RECORDED INFORMATION:
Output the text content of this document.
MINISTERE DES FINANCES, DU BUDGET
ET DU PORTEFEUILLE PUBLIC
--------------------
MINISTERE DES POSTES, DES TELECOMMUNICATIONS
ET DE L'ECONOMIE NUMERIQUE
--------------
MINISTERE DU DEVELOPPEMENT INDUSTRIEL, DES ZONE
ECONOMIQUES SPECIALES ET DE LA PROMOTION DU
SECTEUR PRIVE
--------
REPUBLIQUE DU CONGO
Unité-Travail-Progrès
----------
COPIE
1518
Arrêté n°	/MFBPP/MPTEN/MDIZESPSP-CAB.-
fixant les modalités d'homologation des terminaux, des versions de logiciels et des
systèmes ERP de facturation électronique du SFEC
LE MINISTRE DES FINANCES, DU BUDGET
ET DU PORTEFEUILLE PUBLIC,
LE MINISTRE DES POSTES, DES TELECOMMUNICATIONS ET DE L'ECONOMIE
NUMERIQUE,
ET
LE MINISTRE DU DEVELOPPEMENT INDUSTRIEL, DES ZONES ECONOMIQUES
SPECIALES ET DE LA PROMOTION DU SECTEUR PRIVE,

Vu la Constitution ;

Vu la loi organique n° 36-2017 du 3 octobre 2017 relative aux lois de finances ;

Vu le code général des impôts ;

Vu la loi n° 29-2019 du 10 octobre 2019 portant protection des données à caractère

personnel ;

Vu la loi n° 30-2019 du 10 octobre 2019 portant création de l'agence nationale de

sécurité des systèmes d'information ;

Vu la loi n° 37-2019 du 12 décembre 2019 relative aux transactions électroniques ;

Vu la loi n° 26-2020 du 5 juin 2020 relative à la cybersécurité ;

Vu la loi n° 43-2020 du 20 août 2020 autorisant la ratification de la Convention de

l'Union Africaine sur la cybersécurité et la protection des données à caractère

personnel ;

==

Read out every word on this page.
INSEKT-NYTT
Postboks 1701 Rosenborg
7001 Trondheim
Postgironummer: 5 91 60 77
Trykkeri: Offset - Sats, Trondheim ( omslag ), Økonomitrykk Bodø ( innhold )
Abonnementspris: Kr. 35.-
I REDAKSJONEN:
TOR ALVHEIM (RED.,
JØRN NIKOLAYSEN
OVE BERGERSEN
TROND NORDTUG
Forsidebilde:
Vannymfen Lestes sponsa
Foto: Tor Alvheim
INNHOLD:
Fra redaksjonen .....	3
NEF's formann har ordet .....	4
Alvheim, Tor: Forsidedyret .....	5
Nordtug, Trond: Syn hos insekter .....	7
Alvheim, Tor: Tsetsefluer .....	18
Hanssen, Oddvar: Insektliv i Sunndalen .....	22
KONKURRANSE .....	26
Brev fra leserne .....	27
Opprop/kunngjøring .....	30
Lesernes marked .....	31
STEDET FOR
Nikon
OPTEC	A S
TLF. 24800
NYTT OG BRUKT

==

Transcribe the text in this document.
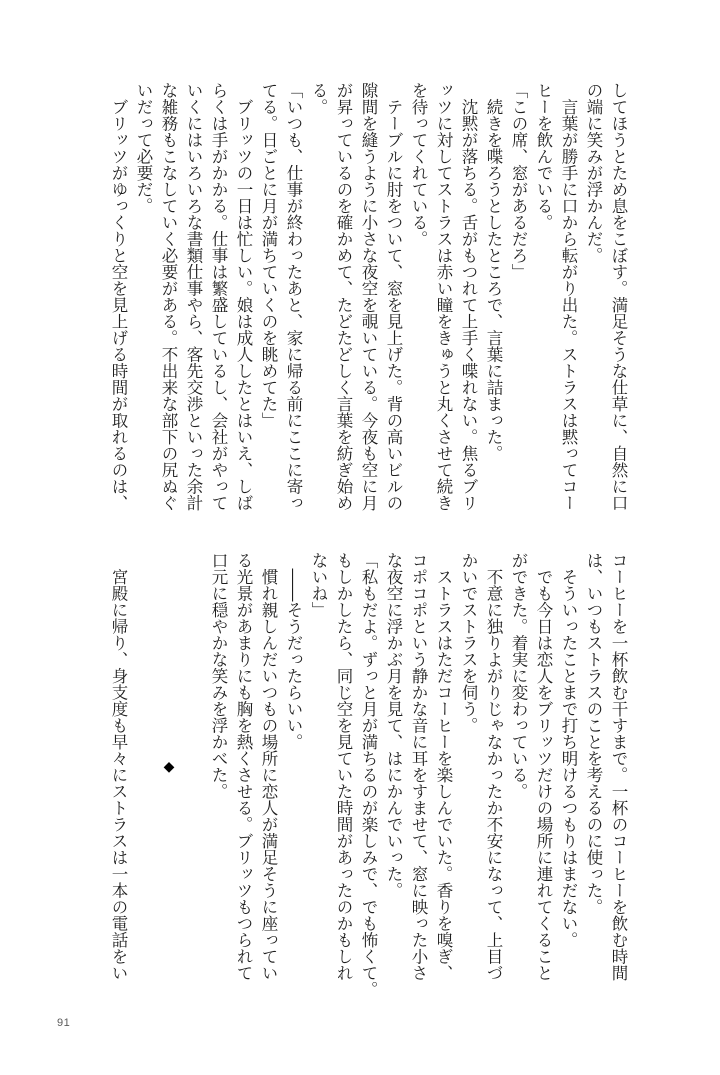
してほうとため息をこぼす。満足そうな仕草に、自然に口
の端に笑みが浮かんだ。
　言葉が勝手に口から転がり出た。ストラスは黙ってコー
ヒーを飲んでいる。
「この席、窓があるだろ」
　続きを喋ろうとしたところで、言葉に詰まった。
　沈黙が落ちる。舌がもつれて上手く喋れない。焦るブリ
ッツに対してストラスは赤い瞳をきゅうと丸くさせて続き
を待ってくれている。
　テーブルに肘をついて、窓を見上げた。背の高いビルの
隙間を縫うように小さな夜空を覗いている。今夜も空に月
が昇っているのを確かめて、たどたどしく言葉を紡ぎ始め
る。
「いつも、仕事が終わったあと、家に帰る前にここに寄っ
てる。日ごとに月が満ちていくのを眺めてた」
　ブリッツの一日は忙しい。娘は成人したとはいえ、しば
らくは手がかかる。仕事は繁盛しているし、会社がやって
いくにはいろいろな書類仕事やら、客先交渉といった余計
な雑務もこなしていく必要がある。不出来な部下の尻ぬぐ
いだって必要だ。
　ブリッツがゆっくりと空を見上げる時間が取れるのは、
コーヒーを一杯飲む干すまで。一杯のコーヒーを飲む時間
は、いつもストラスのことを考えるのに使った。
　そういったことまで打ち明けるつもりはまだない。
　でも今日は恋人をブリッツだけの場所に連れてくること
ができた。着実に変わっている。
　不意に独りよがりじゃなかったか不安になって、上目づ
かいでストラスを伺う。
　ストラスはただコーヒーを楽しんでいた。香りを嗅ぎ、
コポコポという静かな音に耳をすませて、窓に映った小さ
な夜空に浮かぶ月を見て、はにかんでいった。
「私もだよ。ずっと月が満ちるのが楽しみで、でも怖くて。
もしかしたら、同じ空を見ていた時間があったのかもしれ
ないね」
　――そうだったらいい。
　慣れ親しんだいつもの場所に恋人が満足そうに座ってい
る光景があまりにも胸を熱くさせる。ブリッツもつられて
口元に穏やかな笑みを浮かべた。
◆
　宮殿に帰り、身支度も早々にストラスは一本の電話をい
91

WORK TO BE COMPLETED: Copy out the lines that hold "portant".

FINAL ANSWER:
Vu la loi n° 29-2019 du 10 octobre 2019 portant protection des données à caractère
Vu la loi n° 30-2019 du 10 octobre 2019 portant création de l'agence nationale de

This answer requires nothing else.